[Saved entries]
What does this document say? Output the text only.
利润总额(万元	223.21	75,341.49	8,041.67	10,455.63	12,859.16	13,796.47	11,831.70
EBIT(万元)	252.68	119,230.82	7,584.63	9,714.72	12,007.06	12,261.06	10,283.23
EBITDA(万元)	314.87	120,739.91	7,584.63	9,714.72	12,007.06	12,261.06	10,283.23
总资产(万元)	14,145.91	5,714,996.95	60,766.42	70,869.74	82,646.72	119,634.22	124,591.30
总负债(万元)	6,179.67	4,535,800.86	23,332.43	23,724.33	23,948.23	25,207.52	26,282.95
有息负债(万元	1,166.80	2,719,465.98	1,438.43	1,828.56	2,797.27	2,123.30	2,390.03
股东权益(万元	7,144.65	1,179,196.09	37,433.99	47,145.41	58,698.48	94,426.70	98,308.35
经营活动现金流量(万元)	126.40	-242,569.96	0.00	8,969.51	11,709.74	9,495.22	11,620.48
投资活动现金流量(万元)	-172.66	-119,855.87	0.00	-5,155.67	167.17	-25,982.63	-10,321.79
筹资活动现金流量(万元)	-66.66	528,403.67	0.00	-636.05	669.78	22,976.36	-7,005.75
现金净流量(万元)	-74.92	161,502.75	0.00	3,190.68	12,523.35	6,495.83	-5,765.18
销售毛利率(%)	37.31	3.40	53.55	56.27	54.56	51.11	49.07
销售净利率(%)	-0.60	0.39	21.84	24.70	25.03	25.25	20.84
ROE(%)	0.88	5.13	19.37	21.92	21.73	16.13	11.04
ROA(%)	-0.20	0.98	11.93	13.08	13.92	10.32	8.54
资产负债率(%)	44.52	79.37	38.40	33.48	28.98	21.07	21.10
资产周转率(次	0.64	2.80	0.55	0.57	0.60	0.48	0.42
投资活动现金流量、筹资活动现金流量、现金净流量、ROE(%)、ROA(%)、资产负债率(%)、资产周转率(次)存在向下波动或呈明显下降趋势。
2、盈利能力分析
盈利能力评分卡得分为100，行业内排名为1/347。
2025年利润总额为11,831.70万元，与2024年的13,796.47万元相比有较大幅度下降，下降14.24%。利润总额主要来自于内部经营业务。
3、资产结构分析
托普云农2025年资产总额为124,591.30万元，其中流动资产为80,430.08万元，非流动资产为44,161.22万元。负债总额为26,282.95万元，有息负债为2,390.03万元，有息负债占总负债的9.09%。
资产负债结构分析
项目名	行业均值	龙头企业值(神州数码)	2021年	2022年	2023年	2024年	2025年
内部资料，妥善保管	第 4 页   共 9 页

(Aim):
Count each line above in which the string "筹资活动现金流量" appears, then state only the total.

(Reply):
2